— begin EXTRACTED ENTRIES —

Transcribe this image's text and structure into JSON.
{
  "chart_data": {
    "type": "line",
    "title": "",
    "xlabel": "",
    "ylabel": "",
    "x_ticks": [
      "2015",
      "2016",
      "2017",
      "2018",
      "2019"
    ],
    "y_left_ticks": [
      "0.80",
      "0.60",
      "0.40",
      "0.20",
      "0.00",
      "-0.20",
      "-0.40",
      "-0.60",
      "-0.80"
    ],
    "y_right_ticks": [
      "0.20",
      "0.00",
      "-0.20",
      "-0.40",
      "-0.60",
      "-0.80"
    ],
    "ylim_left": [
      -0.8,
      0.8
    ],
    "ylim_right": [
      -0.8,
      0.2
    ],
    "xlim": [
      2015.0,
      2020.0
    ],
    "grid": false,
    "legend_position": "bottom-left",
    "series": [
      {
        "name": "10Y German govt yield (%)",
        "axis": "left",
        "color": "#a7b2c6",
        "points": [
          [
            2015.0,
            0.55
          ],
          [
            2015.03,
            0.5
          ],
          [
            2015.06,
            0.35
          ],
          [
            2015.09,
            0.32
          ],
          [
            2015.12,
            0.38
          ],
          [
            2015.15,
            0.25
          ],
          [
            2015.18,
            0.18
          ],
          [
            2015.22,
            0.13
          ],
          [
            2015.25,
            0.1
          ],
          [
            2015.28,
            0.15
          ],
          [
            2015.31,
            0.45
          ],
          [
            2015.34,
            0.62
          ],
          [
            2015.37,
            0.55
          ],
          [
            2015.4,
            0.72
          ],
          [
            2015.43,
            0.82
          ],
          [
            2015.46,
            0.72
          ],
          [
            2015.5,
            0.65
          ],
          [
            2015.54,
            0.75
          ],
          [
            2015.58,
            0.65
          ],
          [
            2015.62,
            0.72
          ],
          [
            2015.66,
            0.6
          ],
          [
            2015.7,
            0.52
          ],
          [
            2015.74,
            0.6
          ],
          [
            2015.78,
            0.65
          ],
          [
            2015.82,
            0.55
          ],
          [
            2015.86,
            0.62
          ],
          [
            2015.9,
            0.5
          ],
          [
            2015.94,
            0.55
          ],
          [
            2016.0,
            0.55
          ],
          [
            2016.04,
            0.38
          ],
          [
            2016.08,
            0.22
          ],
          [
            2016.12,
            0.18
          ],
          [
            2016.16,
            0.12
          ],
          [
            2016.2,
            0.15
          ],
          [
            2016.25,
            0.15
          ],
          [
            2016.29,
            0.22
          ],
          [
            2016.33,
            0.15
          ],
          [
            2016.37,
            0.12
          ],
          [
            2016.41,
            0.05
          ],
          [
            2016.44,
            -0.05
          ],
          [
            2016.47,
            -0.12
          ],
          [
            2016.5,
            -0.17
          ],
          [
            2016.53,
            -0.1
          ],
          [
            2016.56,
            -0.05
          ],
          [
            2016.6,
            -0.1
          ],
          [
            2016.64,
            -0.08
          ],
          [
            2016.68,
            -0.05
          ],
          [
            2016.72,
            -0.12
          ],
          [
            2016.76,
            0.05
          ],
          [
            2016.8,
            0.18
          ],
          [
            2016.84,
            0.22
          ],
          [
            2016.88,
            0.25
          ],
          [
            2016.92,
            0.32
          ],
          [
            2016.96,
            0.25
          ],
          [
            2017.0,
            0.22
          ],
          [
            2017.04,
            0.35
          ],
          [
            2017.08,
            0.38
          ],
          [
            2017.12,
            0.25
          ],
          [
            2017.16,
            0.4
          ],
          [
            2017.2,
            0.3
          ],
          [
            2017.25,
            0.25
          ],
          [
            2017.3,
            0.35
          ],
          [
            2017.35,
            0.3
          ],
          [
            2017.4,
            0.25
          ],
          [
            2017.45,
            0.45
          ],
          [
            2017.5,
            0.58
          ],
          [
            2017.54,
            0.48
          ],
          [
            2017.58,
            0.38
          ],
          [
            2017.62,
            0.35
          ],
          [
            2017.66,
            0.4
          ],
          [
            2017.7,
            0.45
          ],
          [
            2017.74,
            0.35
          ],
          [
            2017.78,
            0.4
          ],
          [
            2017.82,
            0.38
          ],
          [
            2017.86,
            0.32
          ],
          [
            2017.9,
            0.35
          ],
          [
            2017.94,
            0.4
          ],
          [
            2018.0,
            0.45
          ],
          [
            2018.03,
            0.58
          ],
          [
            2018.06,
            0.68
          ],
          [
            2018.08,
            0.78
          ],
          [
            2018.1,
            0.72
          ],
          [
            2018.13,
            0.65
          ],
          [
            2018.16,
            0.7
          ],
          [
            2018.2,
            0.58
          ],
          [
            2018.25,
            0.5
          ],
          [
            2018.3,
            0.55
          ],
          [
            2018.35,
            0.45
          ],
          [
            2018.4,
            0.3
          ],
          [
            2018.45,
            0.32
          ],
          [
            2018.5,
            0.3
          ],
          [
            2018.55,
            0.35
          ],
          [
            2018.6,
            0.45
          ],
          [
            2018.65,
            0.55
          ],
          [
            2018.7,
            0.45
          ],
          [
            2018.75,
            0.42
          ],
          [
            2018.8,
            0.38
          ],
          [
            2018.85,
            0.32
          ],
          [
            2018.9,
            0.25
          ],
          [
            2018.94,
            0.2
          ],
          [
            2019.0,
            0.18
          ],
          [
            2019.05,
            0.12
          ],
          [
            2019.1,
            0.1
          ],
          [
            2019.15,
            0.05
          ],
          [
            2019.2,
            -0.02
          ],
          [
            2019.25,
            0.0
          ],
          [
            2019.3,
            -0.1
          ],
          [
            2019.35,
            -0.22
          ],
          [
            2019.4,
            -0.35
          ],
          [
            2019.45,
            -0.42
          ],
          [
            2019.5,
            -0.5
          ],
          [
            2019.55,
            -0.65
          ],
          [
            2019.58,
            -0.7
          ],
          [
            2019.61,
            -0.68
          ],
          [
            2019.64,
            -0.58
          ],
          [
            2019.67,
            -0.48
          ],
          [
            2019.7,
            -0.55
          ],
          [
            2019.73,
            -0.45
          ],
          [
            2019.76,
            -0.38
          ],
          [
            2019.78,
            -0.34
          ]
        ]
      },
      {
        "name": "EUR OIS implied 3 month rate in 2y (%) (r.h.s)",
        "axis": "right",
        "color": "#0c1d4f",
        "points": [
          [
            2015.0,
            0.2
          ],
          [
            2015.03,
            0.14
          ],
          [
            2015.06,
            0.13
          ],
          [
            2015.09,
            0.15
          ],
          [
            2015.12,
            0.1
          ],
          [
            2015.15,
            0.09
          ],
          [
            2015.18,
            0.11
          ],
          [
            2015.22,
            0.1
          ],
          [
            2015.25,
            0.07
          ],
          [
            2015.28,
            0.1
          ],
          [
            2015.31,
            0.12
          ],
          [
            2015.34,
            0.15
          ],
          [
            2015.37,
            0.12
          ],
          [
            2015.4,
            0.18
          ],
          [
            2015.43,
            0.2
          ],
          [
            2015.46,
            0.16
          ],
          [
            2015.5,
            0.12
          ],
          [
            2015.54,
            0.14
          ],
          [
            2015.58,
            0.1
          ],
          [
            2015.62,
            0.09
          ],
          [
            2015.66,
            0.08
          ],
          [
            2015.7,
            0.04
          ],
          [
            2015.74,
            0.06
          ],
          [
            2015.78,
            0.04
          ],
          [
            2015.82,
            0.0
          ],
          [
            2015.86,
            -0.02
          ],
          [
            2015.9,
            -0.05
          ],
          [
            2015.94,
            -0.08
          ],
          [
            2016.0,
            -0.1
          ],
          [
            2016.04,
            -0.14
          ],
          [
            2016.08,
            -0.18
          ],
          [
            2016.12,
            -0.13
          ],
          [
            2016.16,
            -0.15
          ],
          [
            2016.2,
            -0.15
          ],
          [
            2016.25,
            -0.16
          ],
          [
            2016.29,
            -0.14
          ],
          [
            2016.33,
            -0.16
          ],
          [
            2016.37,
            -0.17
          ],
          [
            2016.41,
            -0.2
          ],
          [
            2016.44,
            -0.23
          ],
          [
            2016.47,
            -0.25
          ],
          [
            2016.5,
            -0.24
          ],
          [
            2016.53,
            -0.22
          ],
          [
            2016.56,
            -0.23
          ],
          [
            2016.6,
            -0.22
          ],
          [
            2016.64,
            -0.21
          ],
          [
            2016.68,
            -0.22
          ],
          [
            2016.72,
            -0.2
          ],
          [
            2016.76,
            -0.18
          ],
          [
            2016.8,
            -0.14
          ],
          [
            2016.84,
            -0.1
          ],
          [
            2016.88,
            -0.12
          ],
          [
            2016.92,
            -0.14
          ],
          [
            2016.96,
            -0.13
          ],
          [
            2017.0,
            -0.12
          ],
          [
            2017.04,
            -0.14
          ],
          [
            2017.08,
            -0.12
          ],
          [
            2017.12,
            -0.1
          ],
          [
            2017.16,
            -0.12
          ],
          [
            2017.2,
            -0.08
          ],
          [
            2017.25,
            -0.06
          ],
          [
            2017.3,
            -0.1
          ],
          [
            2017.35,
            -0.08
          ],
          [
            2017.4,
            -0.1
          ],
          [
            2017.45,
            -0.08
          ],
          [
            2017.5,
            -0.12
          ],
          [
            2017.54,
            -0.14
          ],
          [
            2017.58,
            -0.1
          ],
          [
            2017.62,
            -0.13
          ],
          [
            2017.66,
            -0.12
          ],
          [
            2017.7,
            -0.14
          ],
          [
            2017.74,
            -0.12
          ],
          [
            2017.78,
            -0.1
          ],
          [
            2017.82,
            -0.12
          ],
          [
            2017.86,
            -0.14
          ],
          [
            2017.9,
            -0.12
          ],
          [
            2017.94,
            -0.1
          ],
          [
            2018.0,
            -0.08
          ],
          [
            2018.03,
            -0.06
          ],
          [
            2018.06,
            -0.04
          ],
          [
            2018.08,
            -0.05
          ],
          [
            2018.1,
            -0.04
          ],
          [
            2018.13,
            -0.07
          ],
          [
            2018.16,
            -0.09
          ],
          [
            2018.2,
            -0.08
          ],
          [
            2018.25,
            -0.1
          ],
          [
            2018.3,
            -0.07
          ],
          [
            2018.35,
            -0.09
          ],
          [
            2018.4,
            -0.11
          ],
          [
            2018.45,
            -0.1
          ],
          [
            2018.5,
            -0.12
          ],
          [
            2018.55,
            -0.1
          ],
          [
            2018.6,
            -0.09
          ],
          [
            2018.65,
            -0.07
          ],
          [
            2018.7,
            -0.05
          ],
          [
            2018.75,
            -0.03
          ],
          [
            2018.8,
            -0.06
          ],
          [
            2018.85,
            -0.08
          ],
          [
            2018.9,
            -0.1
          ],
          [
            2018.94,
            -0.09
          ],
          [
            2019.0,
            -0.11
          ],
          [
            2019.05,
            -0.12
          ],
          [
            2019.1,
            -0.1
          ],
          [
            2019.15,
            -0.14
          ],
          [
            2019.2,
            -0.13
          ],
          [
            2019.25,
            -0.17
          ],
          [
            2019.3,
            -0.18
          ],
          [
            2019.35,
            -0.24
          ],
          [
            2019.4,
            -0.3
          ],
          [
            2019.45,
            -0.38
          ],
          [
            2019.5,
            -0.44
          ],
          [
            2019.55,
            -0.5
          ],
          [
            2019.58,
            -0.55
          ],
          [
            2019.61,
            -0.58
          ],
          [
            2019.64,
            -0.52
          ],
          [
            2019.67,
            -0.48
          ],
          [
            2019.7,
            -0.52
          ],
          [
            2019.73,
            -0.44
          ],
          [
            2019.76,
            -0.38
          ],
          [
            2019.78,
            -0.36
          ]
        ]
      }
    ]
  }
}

— end EXTRACTED ENTRIES —

INSTRUCTION
Find every line containing the word "name", then give the total and nothing more.

RESPONSE
2